● Work to complete: Copy all of the material below exactly.

● Excerpted records:
+ + +
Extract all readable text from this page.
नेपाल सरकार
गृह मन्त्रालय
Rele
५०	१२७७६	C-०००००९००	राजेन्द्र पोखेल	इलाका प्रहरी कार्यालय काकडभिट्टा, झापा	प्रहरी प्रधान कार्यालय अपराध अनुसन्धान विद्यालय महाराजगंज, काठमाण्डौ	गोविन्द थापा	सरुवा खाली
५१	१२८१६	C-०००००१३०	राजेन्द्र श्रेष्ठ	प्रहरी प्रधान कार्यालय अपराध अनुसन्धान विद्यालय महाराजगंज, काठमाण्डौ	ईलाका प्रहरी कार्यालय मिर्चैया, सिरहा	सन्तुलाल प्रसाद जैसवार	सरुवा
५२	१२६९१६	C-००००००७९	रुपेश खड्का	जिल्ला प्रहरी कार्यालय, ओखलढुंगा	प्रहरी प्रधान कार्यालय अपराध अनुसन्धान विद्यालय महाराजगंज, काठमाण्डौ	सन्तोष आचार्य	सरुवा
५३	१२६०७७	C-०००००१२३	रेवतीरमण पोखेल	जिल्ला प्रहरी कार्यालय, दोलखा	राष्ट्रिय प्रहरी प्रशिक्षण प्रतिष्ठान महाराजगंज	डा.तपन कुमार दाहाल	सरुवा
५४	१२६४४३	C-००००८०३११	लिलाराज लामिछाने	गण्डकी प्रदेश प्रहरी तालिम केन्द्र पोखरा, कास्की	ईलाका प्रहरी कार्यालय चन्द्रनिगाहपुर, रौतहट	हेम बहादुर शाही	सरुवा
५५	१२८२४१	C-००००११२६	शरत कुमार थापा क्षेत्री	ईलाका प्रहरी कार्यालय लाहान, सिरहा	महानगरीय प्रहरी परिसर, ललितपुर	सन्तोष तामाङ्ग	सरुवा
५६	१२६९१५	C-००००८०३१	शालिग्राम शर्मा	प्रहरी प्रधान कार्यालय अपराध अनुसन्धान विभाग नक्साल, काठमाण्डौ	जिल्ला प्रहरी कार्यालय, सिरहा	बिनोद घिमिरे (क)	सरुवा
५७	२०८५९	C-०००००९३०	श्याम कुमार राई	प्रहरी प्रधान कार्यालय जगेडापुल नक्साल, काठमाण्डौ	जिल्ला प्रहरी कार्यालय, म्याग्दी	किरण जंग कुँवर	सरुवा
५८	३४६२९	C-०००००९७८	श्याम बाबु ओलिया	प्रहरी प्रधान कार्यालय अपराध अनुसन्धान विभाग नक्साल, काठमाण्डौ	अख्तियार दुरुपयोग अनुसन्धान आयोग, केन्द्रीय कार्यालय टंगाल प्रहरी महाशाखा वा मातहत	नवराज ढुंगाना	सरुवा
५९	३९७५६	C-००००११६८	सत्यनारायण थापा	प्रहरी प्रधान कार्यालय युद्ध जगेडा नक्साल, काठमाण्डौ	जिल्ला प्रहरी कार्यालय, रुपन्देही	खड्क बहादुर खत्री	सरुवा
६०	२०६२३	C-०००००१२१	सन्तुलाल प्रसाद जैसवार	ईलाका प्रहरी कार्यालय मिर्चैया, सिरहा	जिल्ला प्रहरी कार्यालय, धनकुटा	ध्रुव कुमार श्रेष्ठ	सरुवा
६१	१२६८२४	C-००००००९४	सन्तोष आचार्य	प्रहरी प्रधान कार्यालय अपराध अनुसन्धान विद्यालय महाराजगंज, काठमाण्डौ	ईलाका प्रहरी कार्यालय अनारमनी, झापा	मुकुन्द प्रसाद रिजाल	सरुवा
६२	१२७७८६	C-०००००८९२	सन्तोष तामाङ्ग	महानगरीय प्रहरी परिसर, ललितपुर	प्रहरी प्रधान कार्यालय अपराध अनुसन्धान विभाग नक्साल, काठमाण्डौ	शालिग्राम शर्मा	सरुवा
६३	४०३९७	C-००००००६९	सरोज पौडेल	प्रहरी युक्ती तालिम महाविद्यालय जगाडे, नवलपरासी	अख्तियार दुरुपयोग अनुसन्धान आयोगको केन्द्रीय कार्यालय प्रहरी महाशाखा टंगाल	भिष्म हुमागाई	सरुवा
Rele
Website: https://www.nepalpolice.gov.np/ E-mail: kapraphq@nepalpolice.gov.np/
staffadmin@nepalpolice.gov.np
+ + +
● Response below:
Extract all readable text from this page.
नेपाल सरकार
गृह मन्त्रालय
Rele
५०	१२७७६	C-०००००९००	राजेन्द्र पोखेल	इलाका प्रहरी कार्यालय काकडभिट्टा, झापा	प्रहरी प्रधान कार्यालय अपराध अनुसन्धान विद्यालय महाराजगंज, काठमाण्डौ	गोविन्द थापा	सरुवा खाली
५१	१२८१६	C-०००००१३०	राजेन्द्र श्रेष्ठ	प्रहरी प्रधान कार्यालय अपराध अनुसन्धान विद्यालय महाराजगंज, काठमाण्डौ	ईलाका प्रहरी कार्यालय मिर्चैया, सिरहा	सन्तुलाल प्रसाद जैसवार	सरुवा
५२	१२६९१६	C-००००००७९	रुपेश खड्का	जिल्ला प्रहरी कार्यालय, ओखलढुंगा	प्रहरी प्रधान कार्यालय अपराध अनुसन्धान विद्यालय महाराजगंज, काठमाण्डौ	सन्तोष आचार्य	सरुवा
५३	१२६०७७	C-०००००१२३	रेवतीरमण पोखेल	जिल्ला प्रहरी कार्यालय, दोलखा	राष्ट्रिय प्रहरी प्रशिक्षण प्रतिष्ठान महाराजगंज	डा.तपन कुमार दाहाल	सरुवा
५४	१२६४४३	C-००००८०३११	लिलाराज लामिछाने	गण्डकी प्रदेश प्रहरी तालिम केन्द्र पोखरा, कास्की	ईलाका प्रहरी कार्यालय चन्द्रनिगाहपुर, रौतहट	हेम बहादुर शाही	सरुवा
५५	१२८२४१	C-००००११२६	शरत कुमार थापा क्षेत्री	ईलाका प्रहरी कार्यालय लाहान, सिरहा	महानगरीय प्रहरी परिसर, ललितपुर	सन्तोष तामाङ्ग	सरुवा
५६	१२६९१५	C-००००८०३१	शालिग्राम शर्मा	प्रहरी प्रधान कार्यालय अपराध अनुसन्धान विभाग नक्साल, काठमाण्डौ	जिल्ला प्रहरी कार्यालय, सिरहा	बिनोद घिमिरे (क)	सरुवा
५७	२०८५९	C-०००००९३०	श्याम कुमार राई	प्रहरी प्रधान कार्यालय जगेडापुल नक्साल, काठमाण्डौ	जिल्ला प्रहरी कार्यालय, म्याग्दी	किरण जंग कुँवर	सरुवा
५८	३४६२९	C-०००००९७८	श्याम बाबु ओलिया	प्रहरी प्रधान कार्यालय अपराध अनुसन्धान विभाग नक्साल, काठमाण्डौ	अख्तियार दुरुपयोग अनुसन्धान आयोग, केन्द्रीय कार्यालय टंगाल प्रहरी महाशाखा वा मातहत	नवराज ढुंगाना	सरुवा
५९	३९७५६	C-००००११६८	सत्यनारायण थापा	प्रहरी प्रधान कार्यालय युद्ध जगेडा नक्साल, काठमाण्डौ	जिल्ला प्रहरी कार्यालय, रुपन्देही	खड्क बहादुर खत्री	सरुवा
६०	२०६२३	C-०००००१२१	सन्तुलाल प्रसाद जैसवार	ईलाका प्रहरी कार्यालय मिर्चैया, सिरहा	जिल्ला प्रहरी कार्यालय, धनकुटा	ध्रुव कुमार श्रेष्ठ	सरुवा
६१	१२६८२४	C-००००००९४	सन्तोष आचार्य	प्रहरी प्रधान कार्यालय अपराध अनुसन्धान विद्यालय महाराजगंज, काठमाण्डौ	ईलाका प्रहरी कार्यालय अनारमनी, झापा	मुकुन्द प्रसाद रिजाल	सरुवा
६२	१२७७८६	C-०००००८९२	सन्तोष तामाङ्ग	महानगरीय प्रहरी परिसर, ललितपुर	प्रहरी प्रधान कार्यालय अपराध अनुसन्धान विभाग नक्साल, काठमाण्डौ	शालिग्राम शर्मा	सरुवा
६३	४०३९७	C-००००००६९	सरोज पौडेल	प्रहरी युक्ती तालिम महाविद्यालय जगाडे, नवलपरासी	अख्तियार दुरुपयोग अनुसन्धान आयोगको केन्द्रीय कार्यालय प्रहरी महाशाखा टंगाल	भिष्म हुमागाई	सरुवा
Rele
Website: https://www.nepalpolice.gov.np/ E-mail: kapraphq@nepalpolice.gov.np/
staffadmin@nepalpolice.gov.np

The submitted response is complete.